Your task:
Bring together all lines of the material below that contain the string "оплату".

Supplied entries:

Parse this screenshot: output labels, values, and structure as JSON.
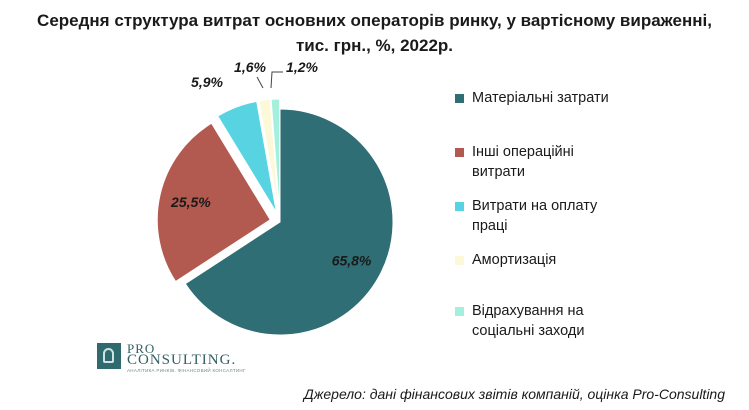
{
  "chart_data": {
    "type": "pie",
    "title_lines": [
      "Середня структура витрат основних операторів ринку, у вартісному вираженні,",
      "тис. грн., %, 2022р."
    ],
    "slices": [
      {
        "label": "Матеріальні затрати",
        "value": 65.8,
        "display": "65,8%",
        "color": "#2f6e75",
        "exploded": false
      },
      {
        "label": "Інші операційні витрати",
        "value": 25.5,
        "display": "25,5%",
        "color": "#b25a50",
        "exploded": true
      },
      {
        "label": "Витрати на оплату праці",
        "value": 5.9,
        "display": "5,9%",
        "color": "#57d3e2",
        "exploded": true
      },
      {
        "label": "Амортизація",
        "value": 1.6,
        "display": "1,6%",
        "color": "#fdf8d8",
        "exploded": true
      },
      {
        "label": "Відрахування на соціальні заходи",
        "value": 1.2,
        "display": "1,2%",
        "color": "#a3f0dd",
        "exploded": true
      }
    ],
    "legend_lines": [
      [
        "Матеріальні затрати"
      ],
      [
        "Інші операційні",
        "витрати"
      ],
      [
        "Витрати на оплату",
        "праці"
      ],
      [
        "Амортизація"
      ],
      [
        "Відрахування на",
        "соціальні заходи"
      ]
    ],
    "legend_position": "right",
    "start_angle_deg": 0,
    "direction": "clockwise"
  },
  "branding": {
    "logo_line1": "PRO",
    "logo_line2": "CONSULTING.",
    "logo_tagline": "АНАЛІТИКА РИНКІВ. ФІНАНСОВИЙ КОНСАЛТИНГ"
  },
  "footer": {
    "source": "Джерело: дані фінансових звітів  компаній, оцінка Pro-Consulting"
  }
}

Task answer:
        "label": "Витрати на оплату праці",
        "Витрати на оплату",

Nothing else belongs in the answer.